Required task »
Spot each line that carries the word "noise"; copy those lines.

◆ ◆ ◆ ◆

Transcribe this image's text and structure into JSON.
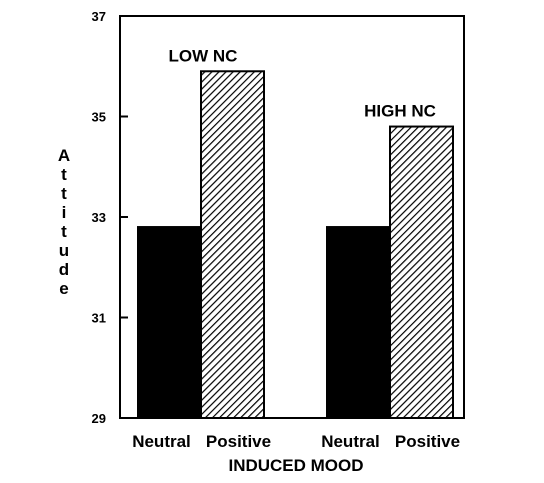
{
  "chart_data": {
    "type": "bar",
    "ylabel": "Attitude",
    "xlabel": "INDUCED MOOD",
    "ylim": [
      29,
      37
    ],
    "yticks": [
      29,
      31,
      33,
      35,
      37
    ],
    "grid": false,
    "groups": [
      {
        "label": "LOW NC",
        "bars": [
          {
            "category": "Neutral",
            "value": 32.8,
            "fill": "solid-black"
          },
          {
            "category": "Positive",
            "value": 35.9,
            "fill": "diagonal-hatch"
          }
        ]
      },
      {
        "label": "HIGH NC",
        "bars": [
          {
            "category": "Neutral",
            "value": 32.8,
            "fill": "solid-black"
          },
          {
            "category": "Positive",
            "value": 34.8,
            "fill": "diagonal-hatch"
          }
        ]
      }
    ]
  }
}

◆ ◆ ◆ ◆

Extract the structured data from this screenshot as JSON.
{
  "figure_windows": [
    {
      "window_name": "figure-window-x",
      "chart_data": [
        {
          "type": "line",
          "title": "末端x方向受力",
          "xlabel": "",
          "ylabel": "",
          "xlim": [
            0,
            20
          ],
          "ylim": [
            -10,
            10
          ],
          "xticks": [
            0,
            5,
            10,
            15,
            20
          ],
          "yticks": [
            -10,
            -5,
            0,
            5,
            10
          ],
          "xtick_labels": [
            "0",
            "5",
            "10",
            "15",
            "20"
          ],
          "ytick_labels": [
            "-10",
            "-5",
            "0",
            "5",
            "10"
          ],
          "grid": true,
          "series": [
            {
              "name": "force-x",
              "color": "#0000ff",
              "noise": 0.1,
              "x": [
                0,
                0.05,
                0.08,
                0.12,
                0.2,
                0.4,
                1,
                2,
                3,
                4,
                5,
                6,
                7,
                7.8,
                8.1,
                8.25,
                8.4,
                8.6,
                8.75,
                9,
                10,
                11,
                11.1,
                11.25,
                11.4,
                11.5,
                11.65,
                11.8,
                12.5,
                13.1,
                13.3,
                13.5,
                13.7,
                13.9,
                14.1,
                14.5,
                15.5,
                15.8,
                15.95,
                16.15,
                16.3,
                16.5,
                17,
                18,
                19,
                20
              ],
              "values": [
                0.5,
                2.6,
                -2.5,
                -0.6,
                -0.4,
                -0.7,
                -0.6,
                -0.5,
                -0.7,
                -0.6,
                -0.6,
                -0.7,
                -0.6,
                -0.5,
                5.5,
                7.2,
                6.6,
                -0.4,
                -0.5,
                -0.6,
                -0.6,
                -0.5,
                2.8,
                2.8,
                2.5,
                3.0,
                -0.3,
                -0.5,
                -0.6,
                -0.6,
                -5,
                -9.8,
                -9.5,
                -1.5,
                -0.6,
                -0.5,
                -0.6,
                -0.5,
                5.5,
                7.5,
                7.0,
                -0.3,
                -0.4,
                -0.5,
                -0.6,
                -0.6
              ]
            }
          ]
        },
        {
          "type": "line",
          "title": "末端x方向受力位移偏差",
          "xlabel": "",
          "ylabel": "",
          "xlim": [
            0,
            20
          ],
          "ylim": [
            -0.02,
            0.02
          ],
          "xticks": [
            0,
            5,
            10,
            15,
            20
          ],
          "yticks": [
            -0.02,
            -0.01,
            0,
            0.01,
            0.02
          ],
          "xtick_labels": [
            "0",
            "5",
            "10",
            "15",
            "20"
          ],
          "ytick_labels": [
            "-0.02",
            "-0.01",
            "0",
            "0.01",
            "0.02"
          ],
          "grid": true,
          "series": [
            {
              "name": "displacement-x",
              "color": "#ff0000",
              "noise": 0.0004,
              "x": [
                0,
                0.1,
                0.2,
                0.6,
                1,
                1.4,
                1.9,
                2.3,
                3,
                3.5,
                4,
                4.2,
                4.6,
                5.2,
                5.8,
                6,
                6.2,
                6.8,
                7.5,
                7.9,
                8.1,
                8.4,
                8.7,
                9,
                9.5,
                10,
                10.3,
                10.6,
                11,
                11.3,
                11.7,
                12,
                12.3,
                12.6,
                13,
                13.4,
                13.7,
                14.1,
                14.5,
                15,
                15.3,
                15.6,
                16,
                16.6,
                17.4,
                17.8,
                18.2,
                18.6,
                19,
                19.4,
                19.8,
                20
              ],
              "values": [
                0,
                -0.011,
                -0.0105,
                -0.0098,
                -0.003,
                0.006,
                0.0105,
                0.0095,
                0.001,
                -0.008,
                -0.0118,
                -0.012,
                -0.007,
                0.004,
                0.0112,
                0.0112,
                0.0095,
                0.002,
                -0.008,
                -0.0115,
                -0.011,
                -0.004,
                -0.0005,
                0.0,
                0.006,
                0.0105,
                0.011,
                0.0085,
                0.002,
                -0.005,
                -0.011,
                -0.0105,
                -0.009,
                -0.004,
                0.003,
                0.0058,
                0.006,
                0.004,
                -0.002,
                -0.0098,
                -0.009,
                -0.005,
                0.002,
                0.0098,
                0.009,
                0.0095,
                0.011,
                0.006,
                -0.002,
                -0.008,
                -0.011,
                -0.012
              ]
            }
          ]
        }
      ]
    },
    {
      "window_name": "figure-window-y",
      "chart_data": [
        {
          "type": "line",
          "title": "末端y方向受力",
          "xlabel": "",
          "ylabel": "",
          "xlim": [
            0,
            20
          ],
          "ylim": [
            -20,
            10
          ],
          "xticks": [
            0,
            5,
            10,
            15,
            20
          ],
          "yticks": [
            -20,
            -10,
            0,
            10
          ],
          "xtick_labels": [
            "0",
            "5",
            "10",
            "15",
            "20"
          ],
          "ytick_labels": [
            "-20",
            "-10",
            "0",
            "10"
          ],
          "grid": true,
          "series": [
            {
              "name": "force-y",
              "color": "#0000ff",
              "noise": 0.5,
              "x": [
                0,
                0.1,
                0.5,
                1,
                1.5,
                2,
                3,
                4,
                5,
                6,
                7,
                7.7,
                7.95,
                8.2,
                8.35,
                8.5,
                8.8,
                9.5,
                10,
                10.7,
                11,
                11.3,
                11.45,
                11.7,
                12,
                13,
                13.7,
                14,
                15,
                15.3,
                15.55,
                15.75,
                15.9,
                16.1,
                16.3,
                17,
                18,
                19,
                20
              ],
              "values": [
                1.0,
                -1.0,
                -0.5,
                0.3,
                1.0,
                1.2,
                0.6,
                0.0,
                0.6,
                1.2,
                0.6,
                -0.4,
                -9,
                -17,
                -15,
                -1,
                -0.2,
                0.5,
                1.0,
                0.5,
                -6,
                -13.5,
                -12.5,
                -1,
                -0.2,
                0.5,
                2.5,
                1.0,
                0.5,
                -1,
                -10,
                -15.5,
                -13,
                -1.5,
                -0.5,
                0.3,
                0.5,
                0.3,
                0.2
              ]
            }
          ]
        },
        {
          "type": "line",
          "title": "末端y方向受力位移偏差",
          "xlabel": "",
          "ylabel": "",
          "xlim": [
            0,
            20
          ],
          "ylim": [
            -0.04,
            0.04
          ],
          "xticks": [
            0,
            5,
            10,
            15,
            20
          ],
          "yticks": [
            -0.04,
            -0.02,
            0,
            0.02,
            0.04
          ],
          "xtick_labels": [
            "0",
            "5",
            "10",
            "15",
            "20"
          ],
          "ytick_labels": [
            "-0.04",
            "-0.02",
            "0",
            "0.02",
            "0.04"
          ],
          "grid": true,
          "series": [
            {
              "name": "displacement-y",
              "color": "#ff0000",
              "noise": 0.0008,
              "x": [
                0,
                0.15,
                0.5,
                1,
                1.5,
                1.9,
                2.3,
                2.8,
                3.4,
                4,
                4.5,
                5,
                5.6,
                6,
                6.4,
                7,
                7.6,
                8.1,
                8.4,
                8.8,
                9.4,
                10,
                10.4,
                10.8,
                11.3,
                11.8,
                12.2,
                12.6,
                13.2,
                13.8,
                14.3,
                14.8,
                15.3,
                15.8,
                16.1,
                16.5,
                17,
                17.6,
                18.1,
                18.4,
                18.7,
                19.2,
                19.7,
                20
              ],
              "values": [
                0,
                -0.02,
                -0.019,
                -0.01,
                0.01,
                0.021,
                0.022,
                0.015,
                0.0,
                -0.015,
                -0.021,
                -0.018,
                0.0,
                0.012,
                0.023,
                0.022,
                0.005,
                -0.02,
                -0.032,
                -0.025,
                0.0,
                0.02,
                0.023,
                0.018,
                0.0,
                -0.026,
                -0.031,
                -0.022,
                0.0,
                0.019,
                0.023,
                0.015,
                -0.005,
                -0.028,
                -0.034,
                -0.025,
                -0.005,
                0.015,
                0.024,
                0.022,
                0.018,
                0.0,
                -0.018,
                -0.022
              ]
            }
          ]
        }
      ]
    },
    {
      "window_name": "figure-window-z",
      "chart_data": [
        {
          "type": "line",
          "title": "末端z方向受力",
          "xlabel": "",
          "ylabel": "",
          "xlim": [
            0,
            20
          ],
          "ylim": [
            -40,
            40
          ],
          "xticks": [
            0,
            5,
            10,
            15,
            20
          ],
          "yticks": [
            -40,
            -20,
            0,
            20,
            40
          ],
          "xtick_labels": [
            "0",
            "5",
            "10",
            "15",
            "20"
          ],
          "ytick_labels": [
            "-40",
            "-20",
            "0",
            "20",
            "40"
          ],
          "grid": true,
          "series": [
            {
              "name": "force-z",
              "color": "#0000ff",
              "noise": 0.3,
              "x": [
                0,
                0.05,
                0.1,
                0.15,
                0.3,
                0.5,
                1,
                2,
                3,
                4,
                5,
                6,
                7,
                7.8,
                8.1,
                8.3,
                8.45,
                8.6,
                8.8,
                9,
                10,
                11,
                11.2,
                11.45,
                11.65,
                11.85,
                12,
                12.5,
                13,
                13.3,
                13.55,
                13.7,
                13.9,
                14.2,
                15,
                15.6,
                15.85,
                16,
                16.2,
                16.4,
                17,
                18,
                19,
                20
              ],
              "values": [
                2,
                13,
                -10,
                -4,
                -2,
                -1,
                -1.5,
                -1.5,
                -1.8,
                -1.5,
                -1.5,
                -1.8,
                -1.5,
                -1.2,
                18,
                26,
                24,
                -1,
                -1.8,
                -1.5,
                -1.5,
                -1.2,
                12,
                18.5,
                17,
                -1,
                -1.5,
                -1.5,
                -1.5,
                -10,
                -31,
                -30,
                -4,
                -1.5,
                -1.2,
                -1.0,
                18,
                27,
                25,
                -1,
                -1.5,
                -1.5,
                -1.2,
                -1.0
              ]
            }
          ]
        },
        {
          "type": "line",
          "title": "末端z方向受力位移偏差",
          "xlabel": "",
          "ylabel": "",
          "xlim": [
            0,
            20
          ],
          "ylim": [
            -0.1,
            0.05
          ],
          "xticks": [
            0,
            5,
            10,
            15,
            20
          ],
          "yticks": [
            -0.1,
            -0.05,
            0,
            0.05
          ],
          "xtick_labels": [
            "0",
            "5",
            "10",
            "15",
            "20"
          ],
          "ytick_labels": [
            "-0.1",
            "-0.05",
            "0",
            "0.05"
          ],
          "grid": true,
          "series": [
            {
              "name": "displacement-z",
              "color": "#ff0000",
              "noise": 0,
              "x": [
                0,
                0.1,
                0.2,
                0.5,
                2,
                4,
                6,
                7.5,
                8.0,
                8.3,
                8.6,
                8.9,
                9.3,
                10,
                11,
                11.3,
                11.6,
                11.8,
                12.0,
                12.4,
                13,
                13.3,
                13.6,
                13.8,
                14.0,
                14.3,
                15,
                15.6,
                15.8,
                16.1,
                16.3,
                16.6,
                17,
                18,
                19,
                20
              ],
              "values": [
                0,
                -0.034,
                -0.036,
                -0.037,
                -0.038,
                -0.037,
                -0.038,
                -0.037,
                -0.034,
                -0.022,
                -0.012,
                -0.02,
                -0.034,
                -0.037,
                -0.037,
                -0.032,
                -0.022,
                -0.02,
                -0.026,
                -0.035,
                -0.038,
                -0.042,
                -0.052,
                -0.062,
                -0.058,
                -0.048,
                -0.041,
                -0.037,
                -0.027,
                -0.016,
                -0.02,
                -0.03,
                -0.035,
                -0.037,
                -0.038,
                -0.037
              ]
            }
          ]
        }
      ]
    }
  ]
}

◆ ◆ ◆ ◆

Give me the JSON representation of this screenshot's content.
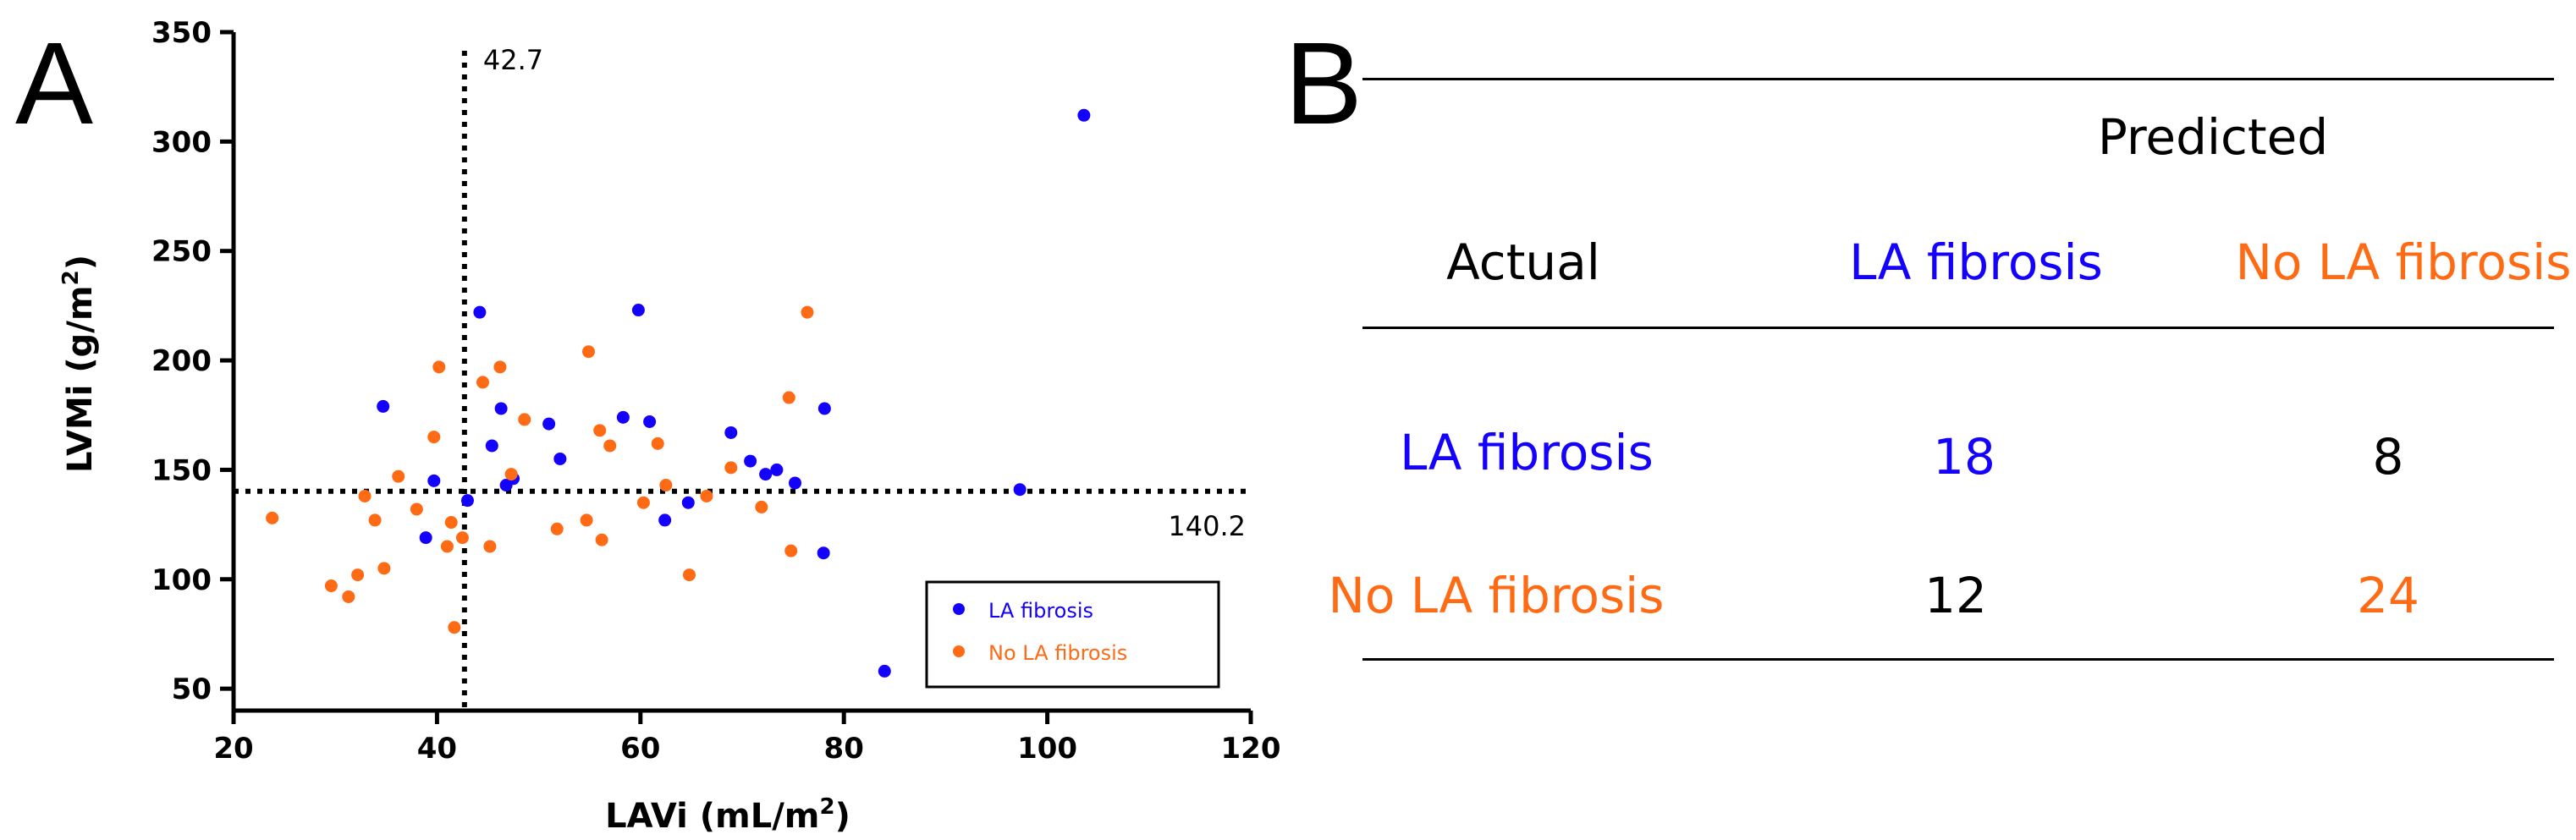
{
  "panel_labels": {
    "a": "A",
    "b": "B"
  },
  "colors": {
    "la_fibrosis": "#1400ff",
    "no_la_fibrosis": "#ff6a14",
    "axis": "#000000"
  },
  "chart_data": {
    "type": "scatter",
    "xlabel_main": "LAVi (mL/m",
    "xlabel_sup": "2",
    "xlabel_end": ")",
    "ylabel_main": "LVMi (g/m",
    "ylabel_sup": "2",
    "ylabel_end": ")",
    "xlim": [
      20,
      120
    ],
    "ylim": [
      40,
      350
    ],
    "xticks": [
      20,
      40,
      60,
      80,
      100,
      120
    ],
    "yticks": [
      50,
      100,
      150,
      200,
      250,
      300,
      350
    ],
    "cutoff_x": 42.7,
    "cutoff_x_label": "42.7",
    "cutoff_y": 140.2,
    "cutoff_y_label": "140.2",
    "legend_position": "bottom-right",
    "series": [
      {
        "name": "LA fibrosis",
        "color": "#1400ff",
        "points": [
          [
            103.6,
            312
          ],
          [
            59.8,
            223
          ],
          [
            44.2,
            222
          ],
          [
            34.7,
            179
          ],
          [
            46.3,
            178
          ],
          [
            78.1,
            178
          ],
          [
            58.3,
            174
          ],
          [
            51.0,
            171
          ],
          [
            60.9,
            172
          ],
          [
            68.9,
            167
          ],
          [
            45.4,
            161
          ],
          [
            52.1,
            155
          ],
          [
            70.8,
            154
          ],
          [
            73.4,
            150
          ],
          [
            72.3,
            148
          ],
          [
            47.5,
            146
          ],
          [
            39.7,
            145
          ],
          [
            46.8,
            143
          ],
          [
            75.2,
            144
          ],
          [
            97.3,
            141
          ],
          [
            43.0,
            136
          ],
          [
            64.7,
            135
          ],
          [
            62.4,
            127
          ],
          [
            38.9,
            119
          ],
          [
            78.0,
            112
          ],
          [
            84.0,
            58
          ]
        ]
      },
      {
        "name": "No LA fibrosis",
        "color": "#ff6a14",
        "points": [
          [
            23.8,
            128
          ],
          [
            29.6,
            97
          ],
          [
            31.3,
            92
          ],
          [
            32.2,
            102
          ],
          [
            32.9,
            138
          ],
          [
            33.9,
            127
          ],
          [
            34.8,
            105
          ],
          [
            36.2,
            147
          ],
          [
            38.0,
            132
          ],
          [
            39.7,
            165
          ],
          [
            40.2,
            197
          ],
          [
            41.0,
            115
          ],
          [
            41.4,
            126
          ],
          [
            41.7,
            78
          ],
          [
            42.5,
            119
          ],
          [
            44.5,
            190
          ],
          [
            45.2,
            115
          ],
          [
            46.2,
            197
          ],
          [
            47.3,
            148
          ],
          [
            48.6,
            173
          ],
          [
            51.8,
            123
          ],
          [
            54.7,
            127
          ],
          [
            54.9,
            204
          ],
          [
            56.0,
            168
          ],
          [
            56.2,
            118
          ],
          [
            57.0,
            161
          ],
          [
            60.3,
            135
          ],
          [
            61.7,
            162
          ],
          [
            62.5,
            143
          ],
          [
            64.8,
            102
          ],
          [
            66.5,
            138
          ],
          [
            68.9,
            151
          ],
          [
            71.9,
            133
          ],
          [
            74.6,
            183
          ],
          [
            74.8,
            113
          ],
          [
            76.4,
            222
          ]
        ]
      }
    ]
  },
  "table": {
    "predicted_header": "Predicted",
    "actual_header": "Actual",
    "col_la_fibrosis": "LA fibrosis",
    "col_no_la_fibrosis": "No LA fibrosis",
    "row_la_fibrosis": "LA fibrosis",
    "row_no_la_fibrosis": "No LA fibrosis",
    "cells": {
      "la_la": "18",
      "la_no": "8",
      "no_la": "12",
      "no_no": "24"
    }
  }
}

◆ ◆ ◆ ◆

Task result »
              "noise": 0.1,
              "noise": 0.0004,
              "noise": 0.5,
              "noise": 0.0008,
              "noise": 0.3,
              "noise": 0,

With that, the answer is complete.